EXTRACTED INFORMATION:
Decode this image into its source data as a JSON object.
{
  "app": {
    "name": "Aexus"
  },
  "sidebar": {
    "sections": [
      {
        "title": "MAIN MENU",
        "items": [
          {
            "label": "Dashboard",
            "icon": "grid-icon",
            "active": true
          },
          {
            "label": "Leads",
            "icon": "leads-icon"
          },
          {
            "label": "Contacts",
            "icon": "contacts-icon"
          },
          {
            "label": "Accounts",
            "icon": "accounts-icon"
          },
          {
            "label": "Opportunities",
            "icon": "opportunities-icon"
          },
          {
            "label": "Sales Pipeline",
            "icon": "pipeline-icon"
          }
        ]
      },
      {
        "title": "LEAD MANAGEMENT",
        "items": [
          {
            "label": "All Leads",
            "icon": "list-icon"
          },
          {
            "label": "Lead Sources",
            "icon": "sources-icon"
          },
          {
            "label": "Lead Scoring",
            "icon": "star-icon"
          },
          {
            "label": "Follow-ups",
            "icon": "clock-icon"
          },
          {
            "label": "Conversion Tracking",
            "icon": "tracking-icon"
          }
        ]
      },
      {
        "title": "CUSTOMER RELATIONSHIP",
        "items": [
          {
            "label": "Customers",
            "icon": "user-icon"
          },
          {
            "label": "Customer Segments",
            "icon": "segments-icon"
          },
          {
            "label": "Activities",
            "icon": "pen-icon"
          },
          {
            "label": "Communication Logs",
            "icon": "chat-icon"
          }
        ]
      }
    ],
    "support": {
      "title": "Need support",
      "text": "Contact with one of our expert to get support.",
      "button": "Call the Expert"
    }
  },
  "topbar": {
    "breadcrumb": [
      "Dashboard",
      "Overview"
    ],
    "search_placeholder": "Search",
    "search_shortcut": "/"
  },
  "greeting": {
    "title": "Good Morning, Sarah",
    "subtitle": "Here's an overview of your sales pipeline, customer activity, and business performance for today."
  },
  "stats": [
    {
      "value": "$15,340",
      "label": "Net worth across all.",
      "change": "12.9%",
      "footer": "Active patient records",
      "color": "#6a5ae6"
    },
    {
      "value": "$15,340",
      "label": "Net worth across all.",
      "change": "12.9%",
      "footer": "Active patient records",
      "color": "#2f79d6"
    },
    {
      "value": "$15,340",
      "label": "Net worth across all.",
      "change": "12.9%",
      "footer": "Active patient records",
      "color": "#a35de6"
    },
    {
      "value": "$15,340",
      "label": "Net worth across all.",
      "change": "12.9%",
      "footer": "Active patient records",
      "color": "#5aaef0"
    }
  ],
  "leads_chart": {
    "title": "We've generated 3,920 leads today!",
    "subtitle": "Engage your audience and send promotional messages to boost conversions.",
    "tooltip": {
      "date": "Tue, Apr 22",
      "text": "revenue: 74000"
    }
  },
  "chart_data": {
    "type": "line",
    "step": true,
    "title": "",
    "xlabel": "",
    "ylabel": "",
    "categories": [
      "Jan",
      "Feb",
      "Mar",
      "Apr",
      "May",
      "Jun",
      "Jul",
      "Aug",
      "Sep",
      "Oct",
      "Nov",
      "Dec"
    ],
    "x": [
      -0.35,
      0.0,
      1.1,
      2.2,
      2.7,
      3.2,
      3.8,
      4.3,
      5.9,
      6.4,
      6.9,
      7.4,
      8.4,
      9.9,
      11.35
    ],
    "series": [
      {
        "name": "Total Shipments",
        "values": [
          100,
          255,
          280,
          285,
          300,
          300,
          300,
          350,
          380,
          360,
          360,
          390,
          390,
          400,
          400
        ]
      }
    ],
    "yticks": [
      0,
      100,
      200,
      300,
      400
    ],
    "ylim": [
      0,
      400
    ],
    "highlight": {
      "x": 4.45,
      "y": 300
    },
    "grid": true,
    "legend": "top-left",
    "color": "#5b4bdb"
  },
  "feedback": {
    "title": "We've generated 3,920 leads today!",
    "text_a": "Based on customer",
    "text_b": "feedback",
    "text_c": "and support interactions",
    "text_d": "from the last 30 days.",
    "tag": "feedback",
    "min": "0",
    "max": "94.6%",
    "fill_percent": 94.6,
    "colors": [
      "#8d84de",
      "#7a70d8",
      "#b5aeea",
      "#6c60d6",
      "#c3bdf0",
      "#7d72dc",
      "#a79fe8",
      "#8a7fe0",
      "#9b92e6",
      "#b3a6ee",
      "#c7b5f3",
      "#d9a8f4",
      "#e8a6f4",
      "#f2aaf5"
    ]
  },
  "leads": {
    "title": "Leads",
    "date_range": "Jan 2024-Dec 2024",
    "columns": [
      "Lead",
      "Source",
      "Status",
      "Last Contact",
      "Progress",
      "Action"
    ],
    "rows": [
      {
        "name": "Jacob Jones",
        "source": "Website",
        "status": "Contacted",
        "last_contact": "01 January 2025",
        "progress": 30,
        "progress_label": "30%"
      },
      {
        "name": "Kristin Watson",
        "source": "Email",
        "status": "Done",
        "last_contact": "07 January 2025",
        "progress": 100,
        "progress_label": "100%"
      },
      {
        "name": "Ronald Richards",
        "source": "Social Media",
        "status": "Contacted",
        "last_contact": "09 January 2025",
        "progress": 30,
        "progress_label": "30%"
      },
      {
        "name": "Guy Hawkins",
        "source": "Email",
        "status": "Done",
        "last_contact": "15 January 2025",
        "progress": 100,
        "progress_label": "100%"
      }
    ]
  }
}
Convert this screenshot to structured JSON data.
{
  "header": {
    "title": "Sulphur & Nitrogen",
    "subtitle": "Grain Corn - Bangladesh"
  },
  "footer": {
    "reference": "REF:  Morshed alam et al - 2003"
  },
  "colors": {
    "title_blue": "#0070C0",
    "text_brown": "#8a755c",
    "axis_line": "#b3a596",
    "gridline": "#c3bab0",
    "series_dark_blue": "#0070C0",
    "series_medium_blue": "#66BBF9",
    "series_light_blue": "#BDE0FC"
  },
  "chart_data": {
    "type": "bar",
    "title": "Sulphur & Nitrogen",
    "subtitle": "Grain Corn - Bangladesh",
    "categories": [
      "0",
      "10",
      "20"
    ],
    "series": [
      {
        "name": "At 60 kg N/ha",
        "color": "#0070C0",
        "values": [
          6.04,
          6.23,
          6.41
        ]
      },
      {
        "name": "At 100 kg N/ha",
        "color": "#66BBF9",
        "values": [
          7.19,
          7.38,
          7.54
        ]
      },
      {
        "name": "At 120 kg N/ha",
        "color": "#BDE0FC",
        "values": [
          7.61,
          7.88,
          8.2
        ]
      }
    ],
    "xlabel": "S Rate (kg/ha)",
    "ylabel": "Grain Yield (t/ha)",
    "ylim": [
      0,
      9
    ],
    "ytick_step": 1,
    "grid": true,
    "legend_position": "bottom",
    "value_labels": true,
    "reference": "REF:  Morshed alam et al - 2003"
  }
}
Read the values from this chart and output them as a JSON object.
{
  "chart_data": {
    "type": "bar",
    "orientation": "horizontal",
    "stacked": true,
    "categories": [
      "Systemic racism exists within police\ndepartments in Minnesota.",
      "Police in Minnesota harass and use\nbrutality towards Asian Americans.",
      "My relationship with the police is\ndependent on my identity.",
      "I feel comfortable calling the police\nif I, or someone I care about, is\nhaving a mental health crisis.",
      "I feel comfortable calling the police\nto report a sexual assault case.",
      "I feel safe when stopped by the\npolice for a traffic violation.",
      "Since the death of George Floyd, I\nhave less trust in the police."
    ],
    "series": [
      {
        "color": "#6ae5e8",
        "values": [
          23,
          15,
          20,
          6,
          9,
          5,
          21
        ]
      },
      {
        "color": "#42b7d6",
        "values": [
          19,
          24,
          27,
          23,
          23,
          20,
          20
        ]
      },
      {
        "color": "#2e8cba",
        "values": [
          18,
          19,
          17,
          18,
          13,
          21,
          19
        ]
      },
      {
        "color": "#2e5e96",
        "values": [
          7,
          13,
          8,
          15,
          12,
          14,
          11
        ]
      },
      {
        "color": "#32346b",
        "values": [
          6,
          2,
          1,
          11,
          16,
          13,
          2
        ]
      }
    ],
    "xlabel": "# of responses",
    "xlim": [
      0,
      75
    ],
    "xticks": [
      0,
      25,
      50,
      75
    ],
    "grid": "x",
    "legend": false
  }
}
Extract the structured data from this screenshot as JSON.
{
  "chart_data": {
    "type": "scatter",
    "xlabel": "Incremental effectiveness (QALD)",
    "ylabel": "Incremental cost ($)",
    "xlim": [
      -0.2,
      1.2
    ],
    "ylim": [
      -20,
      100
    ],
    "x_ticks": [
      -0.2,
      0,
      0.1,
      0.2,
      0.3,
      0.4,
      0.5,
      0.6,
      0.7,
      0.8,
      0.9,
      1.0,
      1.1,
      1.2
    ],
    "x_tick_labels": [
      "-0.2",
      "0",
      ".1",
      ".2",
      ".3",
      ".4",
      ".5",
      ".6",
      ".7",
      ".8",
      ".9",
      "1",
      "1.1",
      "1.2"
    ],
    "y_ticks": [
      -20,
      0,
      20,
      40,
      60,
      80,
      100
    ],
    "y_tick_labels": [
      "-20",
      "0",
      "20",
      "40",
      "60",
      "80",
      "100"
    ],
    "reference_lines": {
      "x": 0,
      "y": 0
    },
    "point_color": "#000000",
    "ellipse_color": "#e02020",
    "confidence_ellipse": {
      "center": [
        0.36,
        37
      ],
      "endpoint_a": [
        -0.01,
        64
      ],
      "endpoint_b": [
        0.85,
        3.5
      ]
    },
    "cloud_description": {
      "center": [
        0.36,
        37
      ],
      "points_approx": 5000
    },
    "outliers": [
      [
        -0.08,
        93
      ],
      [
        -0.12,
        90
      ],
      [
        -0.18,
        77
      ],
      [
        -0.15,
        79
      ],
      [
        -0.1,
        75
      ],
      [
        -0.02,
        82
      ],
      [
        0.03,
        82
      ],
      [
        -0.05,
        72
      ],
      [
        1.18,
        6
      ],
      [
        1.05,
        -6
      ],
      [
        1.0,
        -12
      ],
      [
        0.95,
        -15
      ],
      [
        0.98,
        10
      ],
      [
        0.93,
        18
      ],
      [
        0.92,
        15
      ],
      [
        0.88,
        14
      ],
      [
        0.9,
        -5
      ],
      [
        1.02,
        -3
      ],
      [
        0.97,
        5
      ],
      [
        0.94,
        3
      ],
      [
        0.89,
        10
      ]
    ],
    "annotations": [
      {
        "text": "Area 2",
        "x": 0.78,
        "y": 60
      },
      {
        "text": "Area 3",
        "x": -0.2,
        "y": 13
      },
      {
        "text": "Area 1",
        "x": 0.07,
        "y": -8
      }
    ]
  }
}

WORK INSTRUCTIONS: Return only those lines of the records that contain the string "screenshot".

ANSWER TO THIS PROBLEM:
Convert this screenshot to structured JSON data.
Extract the structured data from this screenshot as JSON.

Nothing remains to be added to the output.